[Collection entries]
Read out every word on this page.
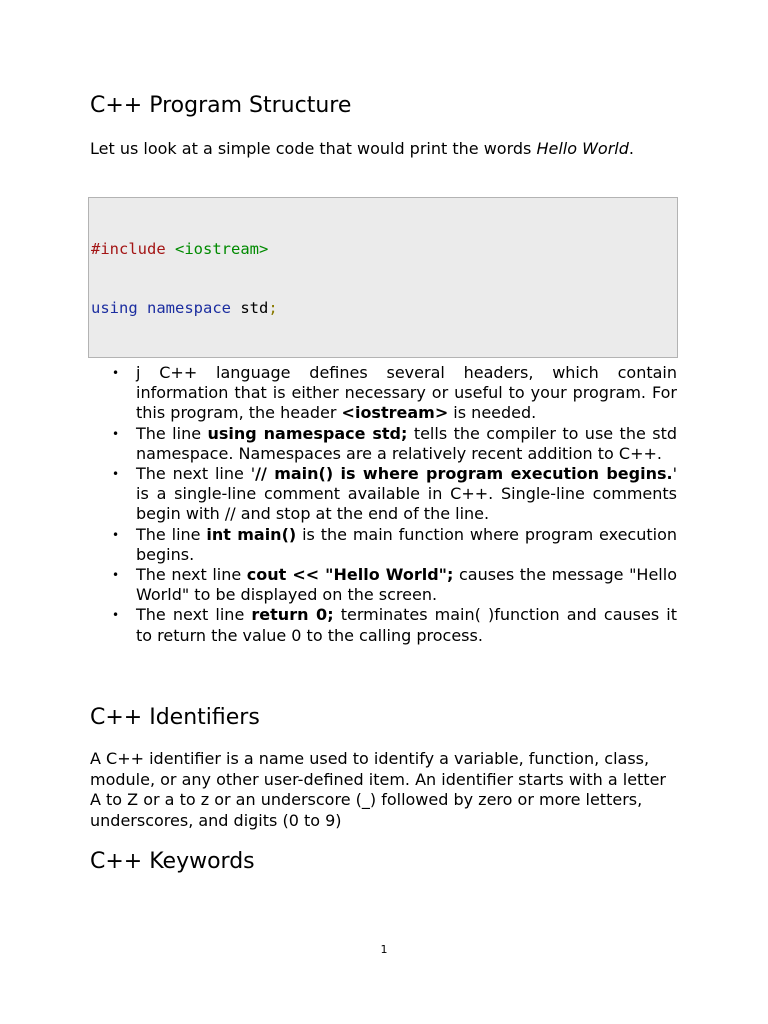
C++ Program Structure

Let us look at a simple code that would print the words Hello World.

#include <iostream>

using namespace std;

• j C++ language defines several headers, which contain information that is either necessary or useful to your program. For this program, the header <iostream> is needed.
• The line using namespace std; tells the compiler to use the std namespace. Namespaces are a relatively recent addition to C++.
• The next line '// main() is where program execution begins.' is a single-line comment available in C++. Single-line comments begin with // and stop at the end of the line.
• The line int main() is the main function where program execution begins.
• The next line cout << "Hello World"; causes the message "Hello World" to be displayed on the screen.
• The next line return 0; terminates main( )function and causes it to return the value 0 to the calling process.
C++ Identifiers

A C++ identifier is a name used to identify a variable, function, class, module, or any other user-defined item. An identifier starts with a letter A to Z or a to z or an underscore (_) followed by zero or more letters, underscores, and digits (0 to 9)

C++ Keywords
1
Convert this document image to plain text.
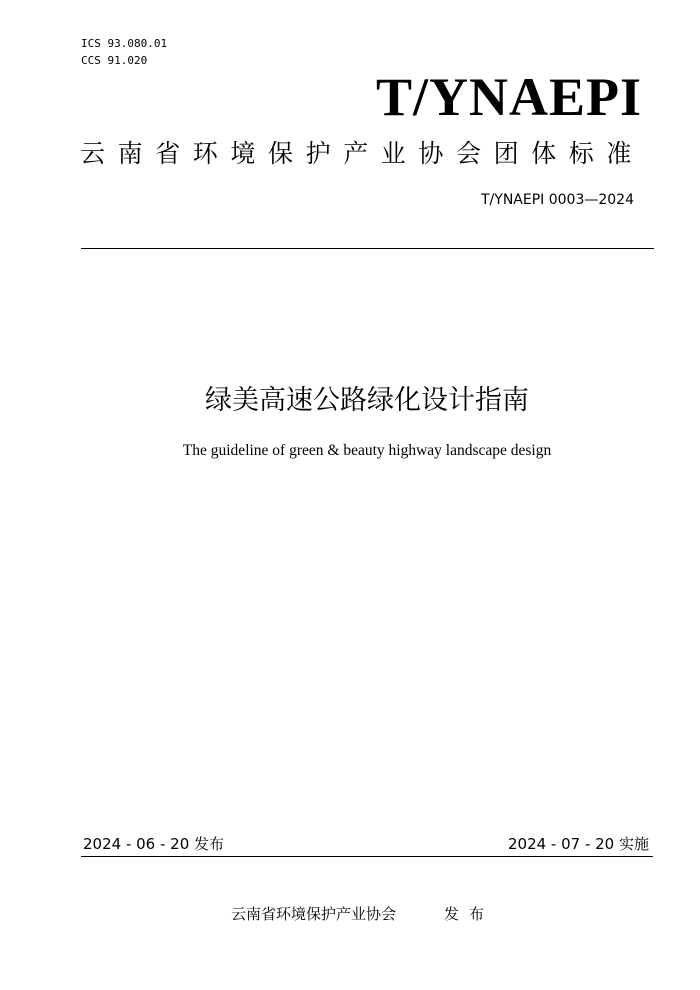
ICS 93.080.01
CCS 91.020
T/YNAEPI
云南省环境保护产业协会团体标准
T/YNAEPI 0003—2024
绿美高速公路绿化设计指南
The guideline of green & beauty highway landscape design
2024 - 06 - 20 发布	2024 - 07 - 20 实施
云南省环境保护产业协会	发布
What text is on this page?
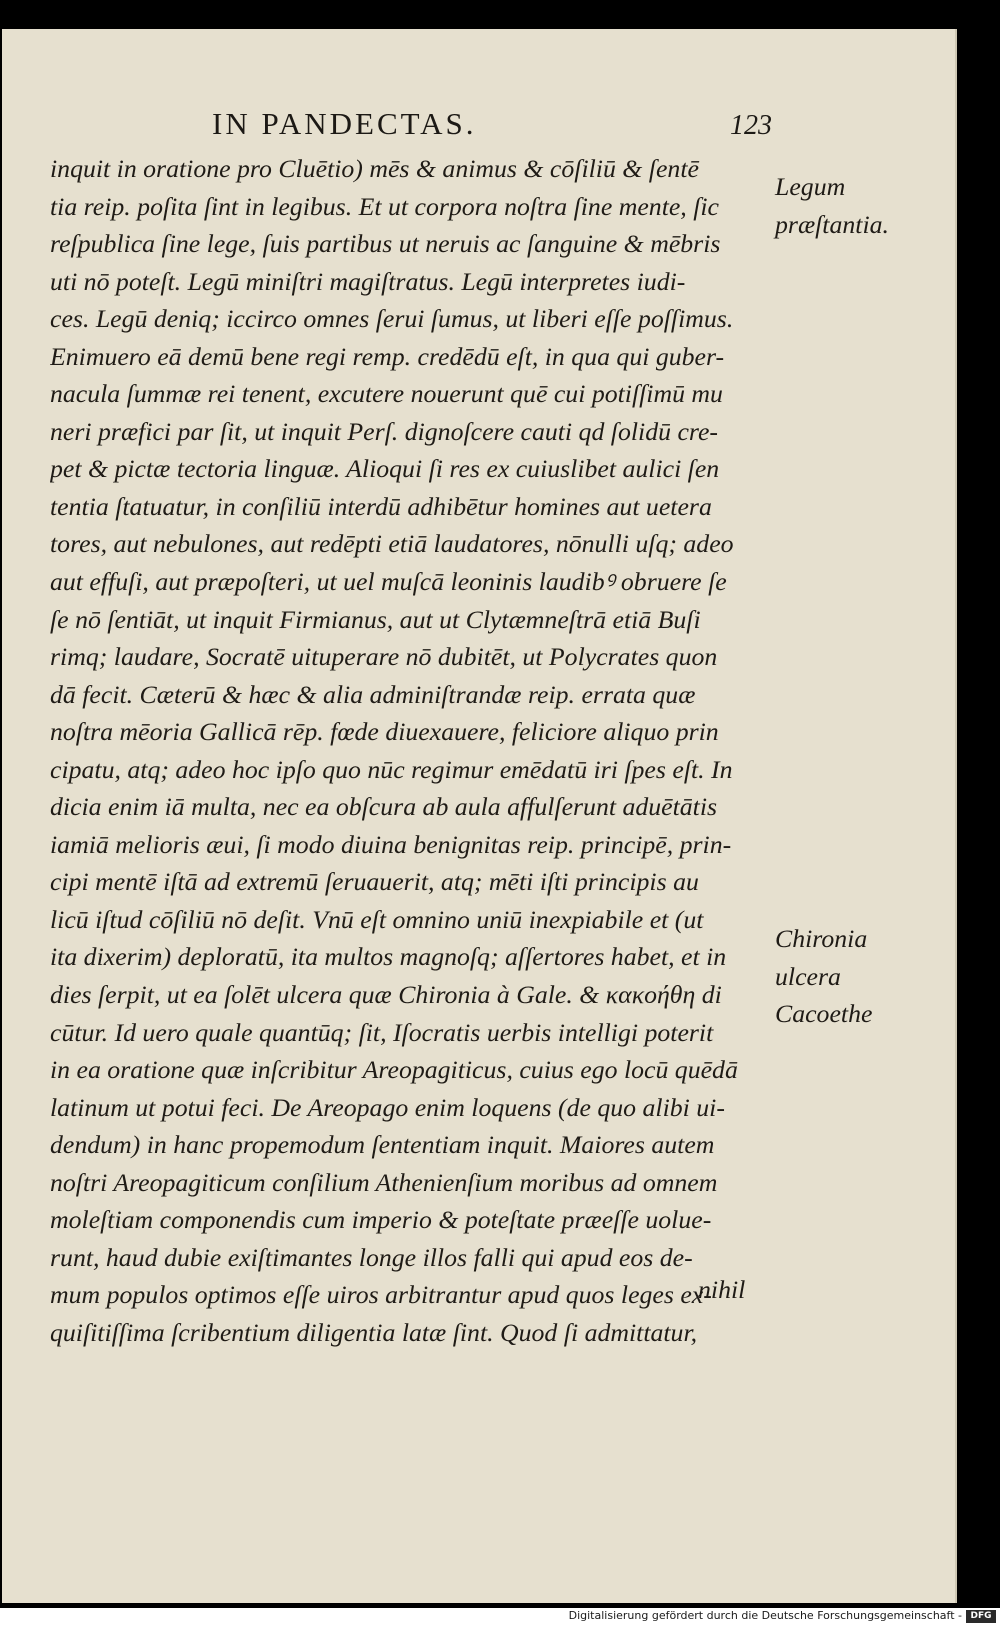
IN PANDECTAS.	123
inquit in oratione pro Cluētio) mēs & animus & cōſiliū & ſentē
tia reip. poſita ſint in legibus. Et ut corpora noſtra ſine mente, ſic
reſpublica ſine lege, ſuis partibus ut neruis ac ſanguine & mēbris
uti nō poteſt. Legū miniſtri magiſtratus. Legū interpretes iudi-
ces. Legū deniq; iccirco omnes ſerui ſumus, ut liberi eſſe poſſimus.
Enimuero eā demū bene regi remp. credēdū eſt, in qua qui guber-
nacula ſummæ rei tenent, excutere nouerunt quē cui potiſſimū mu
neri præfici par ſit, ut inquit Perſ. dignoſcere cauti qd ſolidū cre-
pet & pictæ tectoria linguæ. Alioqui ſi res ex cuiuslibet aulici ſen
tentia ſtatuatur, in conſiliū interdū adhibētur homines aut uetera
tores, aut nebulones, aut redēpti etiā laudatores, nōnulli uſq; adeo
aut effuſi, aut præpoſteri, ut uel muſcā leoninis laudibꝰ obruere ſe
ſe nō ſentiāt, ut inquit Firmianus, aut ut Clytæmneſtrā etiā Buſi
rimq; laudare, Socratē uituperare nō dubitēt, ut Polycrates quon
dā fecit. Cæterū & hæc & alia adminiſtrandæ reip. errata quæ
noſtra mēoria Gallicā rēp. fœde diuexauere, feliciore aliquo prin
cipatu, atq; adeo hoc ipſo quo nūc regimur emēdatū iri ſpes eſt. In
dicia enim iā multa, nec ea obſcura ab aula affulſerunt aduētātis
iamiā melioris æui, ſi modo diuina benignitas reip. principē, prin-
cipi mentē iſtā ad extremū ſeruauerit, atq; mēti iſti principis au
licū iſtud cōſiliū nō deſit. Vnū eſt omnino uniū inexpiabile et (ut
ita dixerim) deploratū, ita multos magnoſq; aſſertores habet, et in
dies ſerpit, ut ea ſolēt ulcera quæ Chironia à Gale. & κακοήθη di
cūtur. Id uero quale quantūq; ſit, Iſocratis uerbis intelligi poterit
in ea oratione quæ inſcribitur Areopagiticus, cuius ego locū quēdā
latinum ut potui feci. De Areopago enim loquens (de quo alibi ui-
dendum) in hanc propemodum ſententiam inquit. Maiores autem
noſtri Areopagiticum conſilium Athenienſium moribus ad omnem
moleſtiam componendis cum imperio & poteſtate præeſſe uolue-
runt, haud dubie exiſtimantes longe illos falli qui apud eos de-
mum populos optimos eſſe uiros arbitrantur apud quos leges ex-
quiſitiſſima ſcribentium diligentia latæ ſint. Quod ſi admittatur,
Legum
præſtantia.
Chironia
ulcera
Cacoethe
nihil
Digitalisierung gefördert durch die Deutsche Forschungsgemeinschaft - DFG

== TASK REQUIREMENTS ==
Transcribe the preceding listing in its entirety and with exact wording, leaving out pictures.

== EXERCISE RESPONSE ==
Read out every word on this page.
C++ Program Structure

Let us look at a simple code that would print the words Hello World.

#include <iostream>

using namespace std;

• j C++ language defines several headers, which contain information that is either necessary or useful to your program. For this program, the header <iostream> is needed.
• The line using namespace std; tells the compiler to use the std namespace. Namespaces are a relatively recent addition to C++.
• The next line '// main() is where program execution begins.' is a single-line comment available in C++. Single-line comments begin with // and stop at the end of the line.
• The line int main() is the main function where program execution begins.
• The next line cout << "Hello World"; causes the message "Hello World" to be displayed on the screen.
• The next line return 0; terminates main( )function and causes it to return the value 0 to the calling process.
C++ Identifiers

A C++ identifier is a name used to identify a variable, function, class, module, or any other user-defined item. An identifier starts with a letter A to Z or a to z or an underscore (_) followed by zero or more letters, underscores, and digits (0 to 9)

C++ Keywords
1
Convert this document image to plain text.
ICS 93.080.01
CCS 91.020
T/YNAEPI
云南省环境保护产业协会团体标准
T/YNAEPI 0003—2024
绿美高速公路绿化设计指南
The guideline of green & beauty highway landscape design
2024 - 06 - 20 发布	2024 - 07 - 20 实施
云南省环境保护产业协会	发布
What text is on this page?
IN PANDECTAS.	123
inquit in oratione pro Cluētio) mēs & animus & cōſiliū & ſentē
tia reip. poſita ſint in legibus. Et ut corpora noſtra ſine mente, ſic
reſpublica ſine lege, ſuis partibus ut neruis ac ſanguine & mēbris
uti nō poteſt. Legū miniſtri magiſtratus. Legū interpretes iudi-
ces. Legū deniq; iccirco omnes ſerui ſumus, ut liberi eſſe poſſimus.
Enimuero eā demū bene regi remp. credēdū eſt, in qua qui guber-
nacula ſummæ rei tenent, excutere nouerunt quē cui potiſſimū mu
neri præfici par ſit, ut inquit Perſ. dignoſcere cauti qd ſolidū cre-
pet & pictæ tectoria linguæ. Alioqui ſi res ex cuiuslibet aulici ſen
tentia ſtatuatur, in conſiliū interdū adhibētur homines aut uetera
tores, aut nebulones, aut redēpti etiā laudatores, nōnulli uſq; adeo
aut effuſi, aut præpoſteri, ut uel muſcā leoninis laudibꝰ obruere ſe
ſe nō ſentiāt, ut inquit Firmianus, aut ut Clytæmneſtrā etiā Buſi
rimq; laudare, Socratē uituperare nō dubitēt, ut Polycrates quon
dā fecit. Cæterū & hæc & alia adminiſtrandæ reip. errata quæ
noſtra mēoria Gallicā rēp. fœde diuexauere, feliciore aliquo prin
cipatu, atq; adeo hoc ipſo quo nūc regimur emēdatū iri ſpes eſt. In
dicia enim iā multa, nec ea obſcura ab aula affulſerunt aduētātis
iamiā melioris æui, ſi modo diuina benignitas reip. principē, prin-
cipi mentē iſtā ad extremū ſeruauerit, atq; mēti iſti principis au
licū iſtud cōſiliū nō deſit. Vnū eſt omnino uniū inexpiabile et (ut
ita dixerim) deploratū, ita multos magnoſq; aſſertores habet, et in
dies ſerpit, ut ea ſolēt ulcera quæ Chironia à Gale. & κακοήθη di
cūtur. Id uero quale quantūq; ſit, Iſocratis uerbis intelligi poterit
in ea oratione quæ inſcribitur Areopagiticus, cuius ego locū quēdā
latinum ut potui feci. De Areopago enim loquens (de quo alibi ui-
dendum) in hanc propemodum ſententiam inquit. Maiores autem
noſtri Areopagiticum conſilium Athenienſium moribus ad omnem
moleſtiam componendis cum imperio & poteſtate præeſſe uolue-
runt, haud dubie exiſtimantes longe illos falli qui apud eos de-
mum populos optimos eſſe uiros arbitrantur apud quos leges ex-
quiſitiſſima ſcribentium diligentia latæ ſint. Quod ſi admittatur,
Legum
præſtantia.
Chironia
ulcera
Cacoethe
nihil
Digitalisierung gefördert durch die Deutsche Forschungsgemeinschaft - DFG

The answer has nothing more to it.